#### The problem
Below are some entries. Copy each line that holds the string "JSON".

* * * * * * *

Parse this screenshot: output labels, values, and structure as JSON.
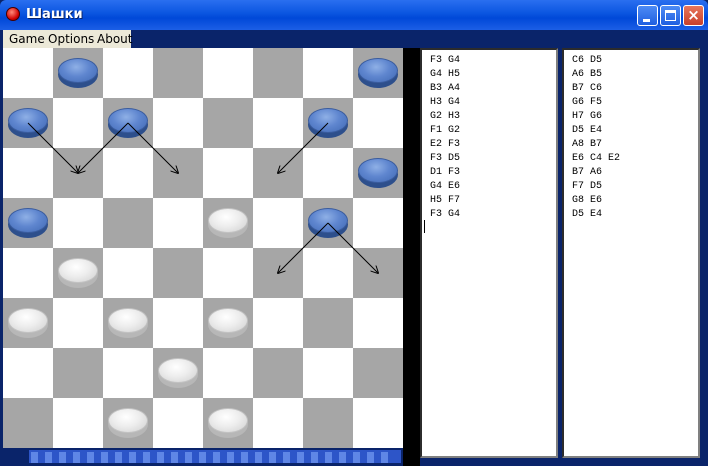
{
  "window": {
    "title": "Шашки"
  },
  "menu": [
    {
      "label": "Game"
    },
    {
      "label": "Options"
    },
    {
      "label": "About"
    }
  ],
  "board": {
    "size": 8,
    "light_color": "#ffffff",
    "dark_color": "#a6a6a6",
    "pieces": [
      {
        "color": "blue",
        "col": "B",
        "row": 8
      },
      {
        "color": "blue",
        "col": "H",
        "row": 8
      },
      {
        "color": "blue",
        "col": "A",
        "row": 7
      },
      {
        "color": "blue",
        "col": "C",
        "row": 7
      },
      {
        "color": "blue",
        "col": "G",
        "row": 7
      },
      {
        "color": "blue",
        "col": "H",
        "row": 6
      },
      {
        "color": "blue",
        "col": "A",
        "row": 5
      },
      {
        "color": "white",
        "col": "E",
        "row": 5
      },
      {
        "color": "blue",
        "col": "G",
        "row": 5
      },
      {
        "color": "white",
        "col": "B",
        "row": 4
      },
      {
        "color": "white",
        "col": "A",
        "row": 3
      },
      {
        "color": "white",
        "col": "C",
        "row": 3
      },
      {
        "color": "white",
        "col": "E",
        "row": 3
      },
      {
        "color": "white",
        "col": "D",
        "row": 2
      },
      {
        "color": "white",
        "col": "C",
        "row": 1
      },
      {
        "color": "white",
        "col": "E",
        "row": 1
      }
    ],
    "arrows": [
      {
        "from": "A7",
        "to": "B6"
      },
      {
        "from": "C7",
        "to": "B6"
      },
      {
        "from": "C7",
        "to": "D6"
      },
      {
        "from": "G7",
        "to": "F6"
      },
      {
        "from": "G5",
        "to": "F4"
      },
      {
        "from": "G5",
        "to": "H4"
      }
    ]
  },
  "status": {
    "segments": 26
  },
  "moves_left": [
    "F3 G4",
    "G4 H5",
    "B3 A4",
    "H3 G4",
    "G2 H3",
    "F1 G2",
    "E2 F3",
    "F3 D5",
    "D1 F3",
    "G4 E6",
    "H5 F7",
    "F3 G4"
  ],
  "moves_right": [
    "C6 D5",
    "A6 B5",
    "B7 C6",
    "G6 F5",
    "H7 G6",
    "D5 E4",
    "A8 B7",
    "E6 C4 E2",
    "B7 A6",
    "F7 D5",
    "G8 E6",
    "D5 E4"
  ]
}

* * * * * * *

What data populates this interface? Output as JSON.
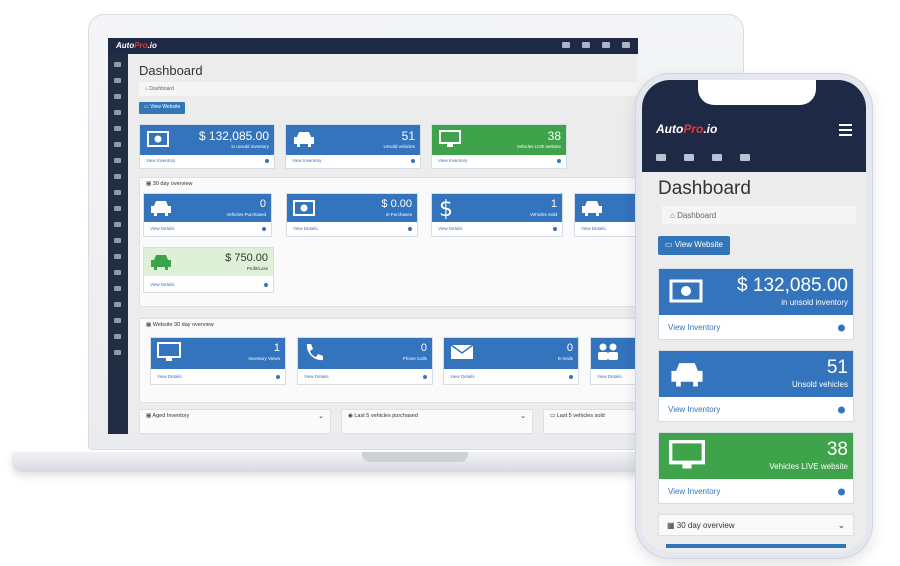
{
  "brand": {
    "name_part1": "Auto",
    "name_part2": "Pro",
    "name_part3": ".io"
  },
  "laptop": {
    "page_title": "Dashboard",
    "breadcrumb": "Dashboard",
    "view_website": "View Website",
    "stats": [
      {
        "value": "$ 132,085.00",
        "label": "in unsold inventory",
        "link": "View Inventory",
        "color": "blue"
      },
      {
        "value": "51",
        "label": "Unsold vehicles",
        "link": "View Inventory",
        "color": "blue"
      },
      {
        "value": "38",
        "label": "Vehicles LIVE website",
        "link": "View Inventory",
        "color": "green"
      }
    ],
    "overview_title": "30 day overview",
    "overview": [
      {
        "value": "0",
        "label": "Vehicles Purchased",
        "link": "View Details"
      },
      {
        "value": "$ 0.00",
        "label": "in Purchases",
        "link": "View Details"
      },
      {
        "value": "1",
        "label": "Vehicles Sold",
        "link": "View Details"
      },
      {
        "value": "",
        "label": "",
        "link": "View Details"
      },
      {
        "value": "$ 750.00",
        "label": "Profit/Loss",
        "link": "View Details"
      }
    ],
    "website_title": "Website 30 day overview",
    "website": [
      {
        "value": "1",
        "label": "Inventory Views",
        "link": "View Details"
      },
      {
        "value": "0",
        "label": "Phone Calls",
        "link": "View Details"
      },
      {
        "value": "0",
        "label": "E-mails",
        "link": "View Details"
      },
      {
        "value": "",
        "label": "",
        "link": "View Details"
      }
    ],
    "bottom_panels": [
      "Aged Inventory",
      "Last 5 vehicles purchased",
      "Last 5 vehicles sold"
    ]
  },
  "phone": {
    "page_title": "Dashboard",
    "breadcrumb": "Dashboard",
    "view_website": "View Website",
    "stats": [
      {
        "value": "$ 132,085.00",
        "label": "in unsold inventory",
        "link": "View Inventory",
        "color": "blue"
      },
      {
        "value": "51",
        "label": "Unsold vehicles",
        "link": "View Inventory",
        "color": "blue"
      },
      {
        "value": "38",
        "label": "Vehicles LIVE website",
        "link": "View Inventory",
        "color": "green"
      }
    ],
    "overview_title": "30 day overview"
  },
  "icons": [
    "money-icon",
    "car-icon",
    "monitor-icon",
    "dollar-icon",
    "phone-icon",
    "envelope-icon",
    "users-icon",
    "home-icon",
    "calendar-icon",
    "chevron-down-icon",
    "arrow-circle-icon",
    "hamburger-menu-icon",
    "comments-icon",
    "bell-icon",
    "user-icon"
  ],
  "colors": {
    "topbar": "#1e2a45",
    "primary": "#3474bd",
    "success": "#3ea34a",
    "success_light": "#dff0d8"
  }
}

* * * * * * *

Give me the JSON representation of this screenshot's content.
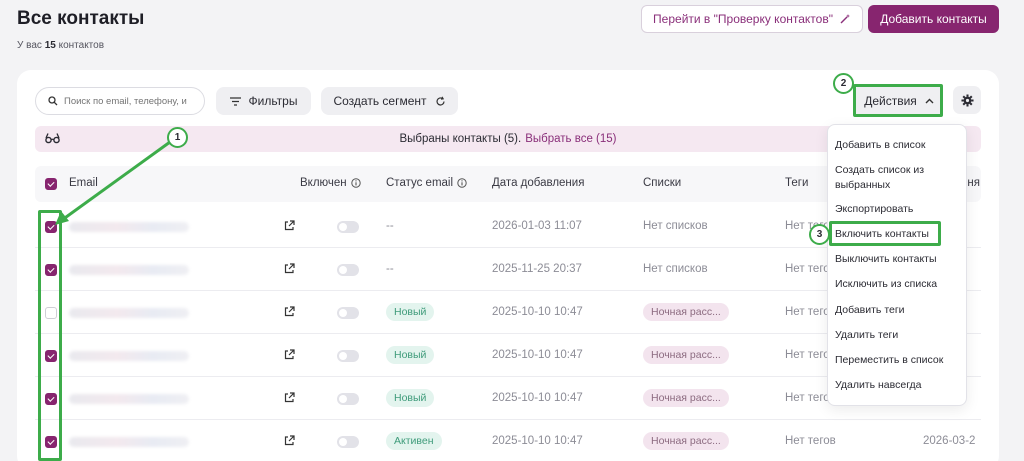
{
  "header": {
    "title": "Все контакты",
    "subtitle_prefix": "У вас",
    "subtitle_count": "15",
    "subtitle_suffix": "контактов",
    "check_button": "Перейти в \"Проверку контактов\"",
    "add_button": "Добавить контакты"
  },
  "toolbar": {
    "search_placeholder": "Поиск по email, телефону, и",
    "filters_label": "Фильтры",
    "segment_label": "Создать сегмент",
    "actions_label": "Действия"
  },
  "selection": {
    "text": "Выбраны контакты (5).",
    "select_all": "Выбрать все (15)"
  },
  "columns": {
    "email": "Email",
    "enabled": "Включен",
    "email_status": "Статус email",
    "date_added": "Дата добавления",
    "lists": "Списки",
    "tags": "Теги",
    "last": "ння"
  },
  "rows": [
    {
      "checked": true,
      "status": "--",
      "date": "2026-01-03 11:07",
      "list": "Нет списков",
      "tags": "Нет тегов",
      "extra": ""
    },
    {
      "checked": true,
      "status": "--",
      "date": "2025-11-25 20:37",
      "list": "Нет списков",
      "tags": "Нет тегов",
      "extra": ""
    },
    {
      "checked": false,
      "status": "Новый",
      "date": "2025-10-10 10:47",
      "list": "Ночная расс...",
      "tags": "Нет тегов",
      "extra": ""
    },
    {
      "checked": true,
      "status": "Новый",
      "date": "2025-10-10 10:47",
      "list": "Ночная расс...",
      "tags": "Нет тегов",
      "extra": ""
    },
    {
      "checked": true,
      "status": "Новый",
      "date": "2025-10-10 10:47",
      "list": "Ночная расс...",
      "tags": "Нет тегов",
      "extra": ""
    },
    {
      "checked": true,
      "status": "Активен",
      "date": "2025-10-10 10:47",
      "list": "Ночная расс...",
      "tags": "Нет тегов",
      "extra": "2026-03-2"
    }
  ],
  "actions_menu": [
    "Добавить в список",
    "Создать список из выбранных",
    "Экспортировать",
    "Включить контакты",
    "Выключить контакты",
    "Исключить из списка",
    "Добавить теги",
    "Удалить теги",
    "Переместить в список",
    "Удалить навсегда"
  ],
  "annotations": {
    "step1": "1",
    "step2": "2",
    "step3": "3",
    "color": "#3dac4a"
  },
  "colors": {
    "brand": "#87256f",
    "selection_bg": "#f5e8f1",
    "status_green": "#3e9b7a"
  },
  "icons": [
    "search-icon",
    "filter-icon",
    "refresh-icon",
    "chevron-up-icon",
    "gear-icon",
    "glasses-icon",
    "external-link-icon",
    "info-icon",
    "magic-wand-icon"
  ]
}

* * * * * * *

#### In response
Parse this screenshot: output labels, values, and structure as JSON.
What data populates this interface? Output as JSON.
Give me the JSON representation of this screenshot's content.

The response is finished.